** Begin Stored records **

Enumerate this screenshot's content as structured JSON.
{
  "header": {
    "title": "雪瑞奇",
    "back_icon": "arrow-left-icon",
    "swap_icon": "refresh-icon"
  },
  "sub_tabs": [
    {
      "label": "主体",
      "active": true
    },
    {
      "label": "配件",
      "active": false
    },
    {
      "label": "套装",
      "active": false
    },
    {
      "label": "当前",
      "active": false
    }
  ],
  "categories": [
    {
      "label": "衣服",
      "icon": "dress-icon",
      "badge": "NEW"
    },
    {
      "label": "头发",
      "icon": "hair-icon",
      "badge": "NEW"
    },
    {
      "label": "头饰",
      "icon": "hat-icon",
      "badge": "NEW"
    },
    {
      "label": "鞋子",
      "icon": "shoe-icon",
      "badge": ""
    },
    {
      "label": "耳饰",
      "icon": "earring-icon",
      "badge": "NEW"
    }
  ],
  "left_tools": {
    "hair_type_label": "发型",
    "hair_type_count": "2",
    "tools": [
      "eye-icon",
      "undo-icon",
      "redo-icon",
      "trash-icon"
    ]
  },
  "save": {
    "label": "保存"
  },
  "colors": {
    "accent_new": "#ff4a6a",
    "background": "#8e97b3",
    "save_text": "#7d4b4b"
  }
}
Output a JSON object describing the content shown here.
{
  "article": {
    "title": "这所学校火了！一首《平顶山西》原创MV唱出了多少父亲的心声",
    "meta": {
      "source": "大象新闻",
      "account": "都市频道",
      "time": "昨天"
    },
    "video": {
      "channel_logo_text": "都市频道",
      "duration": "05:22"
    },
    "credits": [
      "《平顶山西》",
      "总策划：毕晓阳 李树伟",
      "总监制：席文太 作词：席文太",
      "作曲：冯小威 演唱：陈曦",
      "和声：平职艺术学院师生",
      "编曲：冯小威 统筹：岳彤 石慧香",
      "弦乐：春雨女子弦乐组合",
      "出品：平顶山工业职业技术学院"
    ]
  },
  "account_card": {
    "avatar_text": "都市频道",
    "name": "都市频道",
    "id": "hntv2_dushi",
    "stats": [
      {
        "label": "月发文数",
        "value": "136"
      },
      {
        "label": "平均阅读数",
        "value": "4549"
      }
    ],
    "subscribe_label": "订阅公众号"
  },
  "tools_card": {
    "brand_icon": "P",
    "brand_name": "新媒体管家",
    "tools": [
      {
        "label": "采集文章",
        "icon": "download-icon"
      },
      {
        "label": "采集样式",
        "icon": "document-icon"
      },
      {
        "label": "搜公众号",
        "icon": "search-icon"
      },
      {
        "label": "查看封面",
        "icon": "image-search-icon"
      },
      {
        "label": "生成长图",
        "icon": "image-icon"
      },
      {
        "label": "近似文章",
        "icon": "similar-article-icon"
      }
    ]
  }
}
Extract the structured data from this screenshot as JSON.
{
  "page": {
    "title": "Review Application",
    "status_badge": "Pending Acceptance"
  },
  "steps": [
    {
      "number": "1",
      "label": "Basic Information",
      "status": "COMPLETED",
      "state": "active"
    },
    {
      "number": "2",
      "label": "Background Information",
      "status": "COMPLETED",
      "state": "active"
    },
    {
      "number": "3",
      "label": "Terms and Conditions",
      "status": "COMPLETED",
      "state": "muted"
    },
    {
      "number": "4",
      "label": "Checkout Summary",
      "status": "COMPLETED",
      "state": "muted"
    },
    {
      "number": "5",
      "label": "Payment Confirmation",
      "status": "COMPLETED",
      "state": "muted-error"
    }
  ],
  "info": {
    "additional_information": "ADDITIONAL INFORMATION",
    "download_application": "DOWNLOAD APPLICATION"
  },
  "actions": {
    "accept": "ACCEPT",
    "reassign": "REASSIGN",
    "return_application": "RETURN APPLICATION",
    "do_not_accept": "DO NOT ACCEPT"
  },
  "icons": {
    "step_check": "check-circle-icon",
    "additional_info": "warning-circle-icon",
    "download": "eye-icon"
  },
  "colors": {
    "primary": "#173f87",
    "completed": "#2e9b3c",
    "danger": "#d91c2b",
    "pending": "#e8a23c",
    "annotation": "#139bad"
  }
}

** End Stored records **

What to produce: Determine how many lines of the material include the string "image". Output only that count.

Task response: 2